▶ [Challenge] Skip the images. Copy the records exactly as written.

▶ [Record excerpts]
----------------
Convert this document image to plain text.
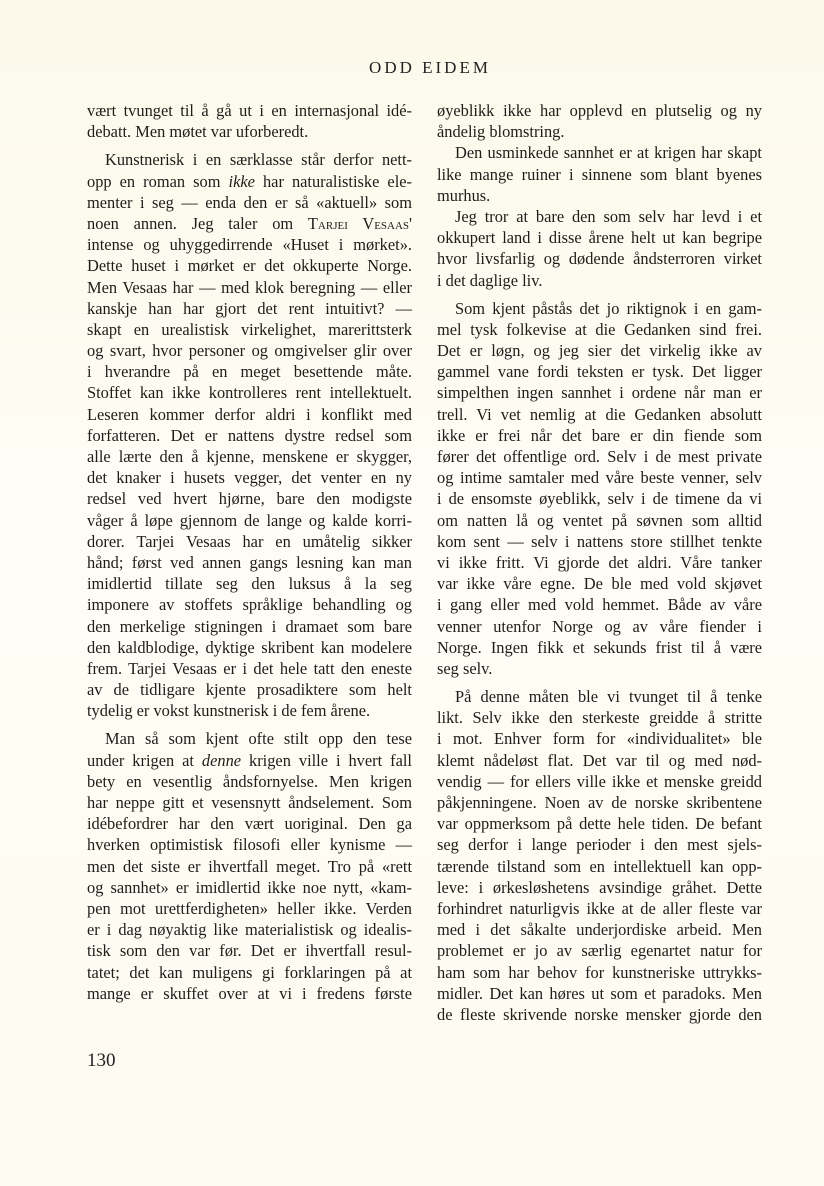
ODD EIDEM
vært tvunget til å gå ut i en internasjonal idé-
debatt. Men møtet var uforberedt.
Kunstnerisk i en særklasse står derfor nett-
opp en roman som ikke har naturalistiske ele-
menter i seg — enda den er så «aktuell» som
noen annen. Jeg taler om Tarjei Vesaas'
intense og uhyggedirrende «Huset i mørket».
Dette huset i mørket er det okkuperte Norge.
Men Vesaas har — med klok beregning — eller
kanskje han har gjort det rent intuitivt? —
skapt en urealistisk virkelighet, marerittsterk
og svart, hvor personer og omgivelser glir over
i hverandre på en meget besettende måte.
Stoffet kan ikke kontrolleres rent intellektuelt.
Leseren kommer derfor aldri i konflikt med
forfatteren. Det er nattens dystre redsel som
alle lærte den å kjenne, menskene er skygger,
det knaker i husets vegger, det venter en ny
redsel ved hvert hjørne, bare den modigste
våger å løpe gjennom de lange og kalde korri-
dorer. Tarjei Vesaas har en umåtelig sikker
hånd; først ved annen gangs lesning kan man
imidlertid tillate seg den luksus å la seg
imponere av stoffets språklige behandling og
den merkelige stigningen i dramaet som bare
den kaldblodige, dyktige skribent kan modelere
frem. Tarjei Vesaas er i det hele tatt den eneste
av de tidligare kjente prosadiktere som helt
tydelig er vokst kunstnerisk i de fem årene.
Man så som kjent ofte stilt opp den tese
under krigen at denne krigen ville i hvert fall
bety en vesentlig åndsfornyelse. Men krigen
har neppe gitt et vesensnytt åndselement. Som
idébefordrer har den vært uoriginal. Den ga
hverken optimistisk filosofi eller kynisme —
men det siste er ihvertfall meget. Tro på «rett
og sannhet» er imidlertid ikke noe nytt, «kam-
pen mot urettferdigheten» heller ikke. Verden
er i dag nøyaktig like materialistisk og idealis-
tisk som den var før. Det er ihvertfall resul-
tatet; det kan muligens gi forklaringen på at
mange er skuffet over at vi i fredens første
øyeblikk ikke har opplevd en plutselig og ny
åndelig blomstring.
Den usminkede sannhet er at krigen har skapt
like mange ruiner i sinnene som blant byenes
murhus.
Jeg tror at bare den som selv har levd i et
okkupert land i disse årene helt ut kan begripe
hvor livsfarlig og dødende åndsterroren virket
i det daglige liv.
Som kjent påstås det jo riktignok i en gam-
mel tysk folkevise at die Gedanken sind frei.
Det er løgn, og jeg sier det virkelig ikke av
gammel vane fordi teksten er tysk. Det ligger
simpelthen ingen sannhet i ordene når man er
trell. Vi vet nemlig at die Gedanken absolutt
ikke er frei når det bare er din fiende som
fører det offentlige ord. Selv i de mest private
og intime samtaler med våre beste venner, selv
i de ensomste øyeblikk, selv i de timene da vi
om natten lå og ventet på søvnen som alltid
kom sent — selv i nattens store stillhet tenkte
vi ikke fritt. Vi gjorde det aldri. Våre tanker
var ikke våre egne. De ble med vold skjøvet
i gang eller med vold hemmet. Både av våre
venner utenfor Norge og av våre fiender i
Norge. Ingen fikk et sekunds frist til å være
seg selv.
På denne måten ble vi tvunget til å tenke
likt. Selv ikke den sterkeste greidde å stritte
i mot. Enhver form for «individualitet» ble
klemt nådeløst flat. Det var til og med nød-
vendig — for ellers ville ikke et menske greidd
påkjenningene. Noen av de norske skribentene
var oppmerksom på dette hele tiden. De befant
seg derfor i lange perioder i den mest sjels-
tærende tilstand som en intellektuell kan opp-
leve: i ørkesløshetens avsindige gråhet. Dette
forhindret naturligvis ikke at de aller fleste var
med i det såkalte underjordiske arbeid. Men
problemet er jo av særlig egenartet natur for
ham som har behov for kunstneriske uttrykks-
midler. Det kan høres ut som et paradoks. Men
de fleste skrivende norske mensker gjorde den
130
----------------
▶ [Output of the exercise]
Convert this document image to plain text.
ODD EIDEM
vært tvunget til å gå ut i en internasjonal idé-
debatt. Men møtet var uforberedt.
Kunstnerisk i en særklasse står derfor nett-
opp en roman som ikke har naturalistiske ele-
menter i seg — enda den er så «aktuell» som
noen annen. Jeg taler om Tarjei Vesaas'
intense og uhyggedirrende «Huset i mørket».
Dette huset i mørket er det okkuperte Norge.
Men Vesaas har — med klok beregning — eller
kanskje han har gjort det rent intuitivt? —
skapt en urealistisk virkelighet, marerittsterk
og svart, hvor personer og omgivelser glir over
i hverandre på en meget besettende måte.
Stoffet kan ikke kontrolleres rent intellektuelt.
Leseren kommer derfor aldri i konflikt med
forfatteren. Det er nattens dystre redsel som
alle lærte den å kjenne, menskene er skygger,
det knaker i husets vegger, det venter en ny
redsel ved hvert hjørne, bare den modigste
våger å løpe gjennom de lange og kalde korri-
dorer. Tarjei Vesaas har en umåtelig sikker
hånd; først ved annen gangs lesning kan man
imidlertid tillate seg den luksus å la seg
imponere av stoffets språklige behandling og
den merkelige stigningen i dramaet som bare
den kaldblodige, dyktige skribent kan modelere
frem. Tarjei Vesaas er i det hele tatt den eneste
av de tidligare kjente prosadiktere som helt
tydelig er vokst kunstnerisk i de fem årene.
Man så som kjent ofte stilt opp den tese
under krigen at denne krigen ville i hvert fall
bety en vesentlig åndsfornyelse. Men krigen
har neppe gitt et vesensnytt åndselement. Som
idébefordrer har den vært uoriginal. Den ga
hverken optimistisk filosofi eller kynisme —
men det siste er ihvertfall meget. Tro på «rett
og sannhet» er imidlertid ikke noe nytt, «kam-
pen mot urettferdigheten» heller ikke. Verden
er i dag nøyaktig like materialistisk og idealis-
tisk som den var før. Det er ihvertfall resul-
tatet; det kan muligens gi forklaringen på at
mange er skuffet over at vi i fredens første
øyeblikk ikke har opplevd en plutselig og ny
åndelig blomstring.
Den usminkede sannhet er at krigen har skapt
like mange ruiner i sinnene som blant byenes
murhus.
Jeg tror at bare den som selv har levd i et
okkupert land i disse årene helt ut kan begripe
hvor livsfarlig og dødende åndsterroren virket
i det daglige liv.
Som kjent påstås det jo riktignok i en gam-
mel tysk folkevise at die Gedanken sind frei.
Det er løgn, og jeg sier det virkelig ikke av
gammel vane fordi teksten er tysk. Det ligger
simpelthen ingen sannhet i ordene når man er
trell. Vi vet nemlig at die Gedanken absolutt
ikke er frei når det bare er din fiende som
fører det offentlige ord. Selv i de mest private
og intime samtaler med våre beste venner, selv
i de ensomste øyeblikk, selv i de timene da vi
om natten lå og ventet på søvnen som alltid
kom sent — selv i nattens store stillhet tenkte
vi ikke fritt. Vi gjorde det aldri. Våre tanker
var ikke våre egne. De ble med vold skjøvet
i gang eller med vold hemmet. Både av våre
venner utenfor Norge og av våre fiender i
Norge. Ingen fikk et sekunds frist til å være
seg selv.
På denne måten ble vi tvunget til å tenke
likt. Selv ikke den sterkeste greidde å stritte
i mot. Enhver form for «individualitet» ble
klemt nådeløst flat. Det var til og med nød-
vendig — for ellers ville ikke et menske greidd
påkjenningene. Noen av de norske skribentene
var oppmerksom på dette hele tiden. De befant
seg derfor i lange perioder i den mest sjels-
tærende tilstand som en intellektuell kan opp-
leve: i ørkesløshetens avsindige gråhet. Dette
forhindret naturligvis ikke at de aller fleste var
med i det såkalte underjordiske arbeid. Men
problemet er jo av særlig egenartet natur for
ham som har behov for kunstneriske uttrykks-
midler. Det kan høres ut som et paradoks. Men
de fleste skrivende norske mensker gjorde den
130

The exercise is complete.